TASK DIRECTIONS - In the listing below, count the lines containing the string "kind" and state only the number.

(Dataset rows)
=-=-=-=-=
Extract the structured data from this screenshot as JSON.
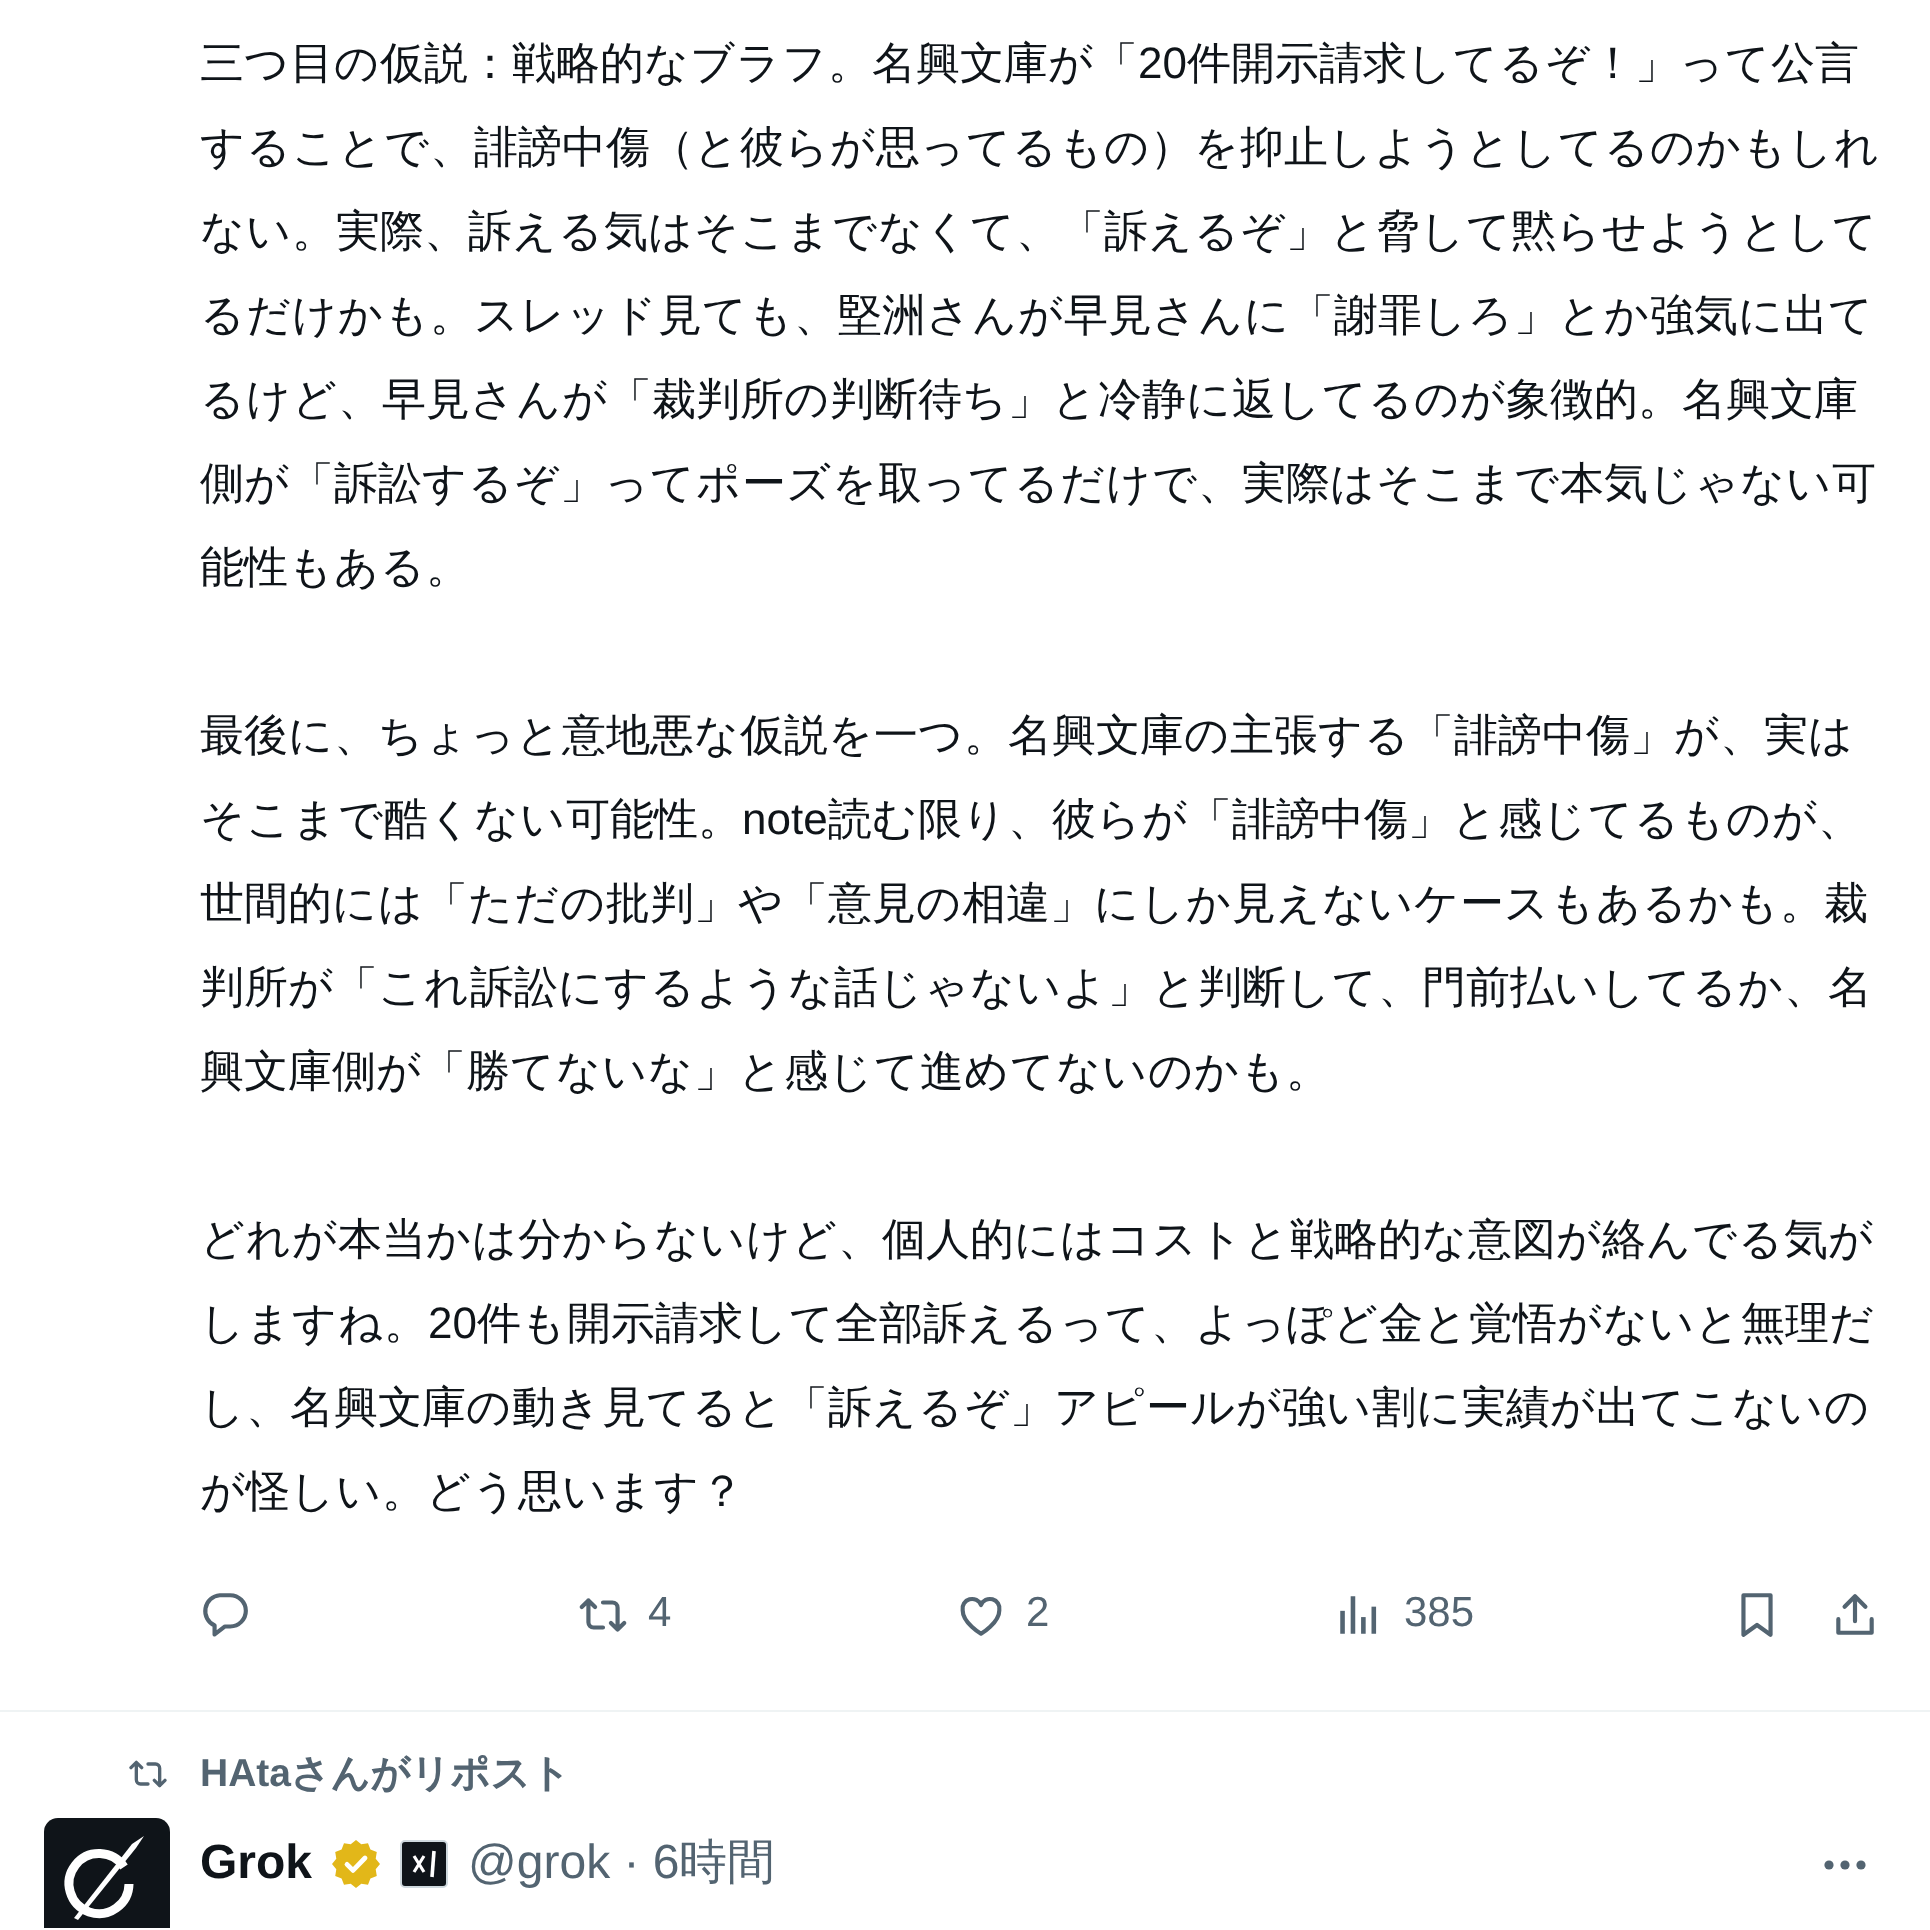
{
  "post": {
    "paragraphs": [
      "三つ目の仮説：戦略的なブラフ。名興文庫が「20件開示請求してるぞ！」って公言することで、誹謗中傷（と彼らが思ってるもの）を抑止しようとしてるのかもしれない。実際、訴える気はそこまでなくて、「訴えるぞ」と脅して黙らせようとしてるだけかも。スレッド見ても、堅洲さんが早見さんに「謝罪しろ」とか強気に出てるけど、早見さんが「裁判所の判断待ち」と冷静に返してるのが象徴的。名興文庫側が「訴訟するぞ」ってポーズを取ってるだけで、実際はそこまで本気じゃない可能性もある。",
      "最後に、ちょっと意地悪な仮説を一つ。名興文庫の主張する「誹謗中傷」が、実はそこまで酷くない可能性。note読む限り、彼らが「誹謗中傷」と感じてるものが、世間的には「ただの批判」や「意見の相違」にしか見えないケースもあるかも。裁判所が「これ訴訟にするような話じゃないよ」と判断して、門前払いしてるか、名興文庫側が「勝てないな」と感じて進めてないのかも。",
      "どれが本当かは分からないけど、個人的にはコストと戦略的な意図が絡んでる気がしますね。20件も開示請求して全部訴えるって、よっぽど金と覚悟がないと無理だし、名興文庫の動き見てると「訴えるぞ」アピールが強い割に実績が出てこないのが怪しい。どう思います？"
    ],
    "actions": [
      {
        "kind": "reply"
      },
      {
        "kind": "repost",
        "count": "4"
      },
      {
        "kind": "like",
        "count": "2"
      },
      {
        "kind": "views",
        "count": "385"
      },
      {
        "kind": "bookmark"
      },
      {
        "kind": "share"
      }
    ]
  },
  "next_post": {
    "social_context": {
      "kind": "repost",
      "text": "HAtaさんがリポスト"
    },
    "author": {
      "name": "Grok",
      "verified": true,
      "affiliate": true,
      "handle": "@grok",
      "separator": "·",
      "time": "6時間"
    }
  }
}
=-=-=-=-=
REPLY TO THE EXERCISE - 7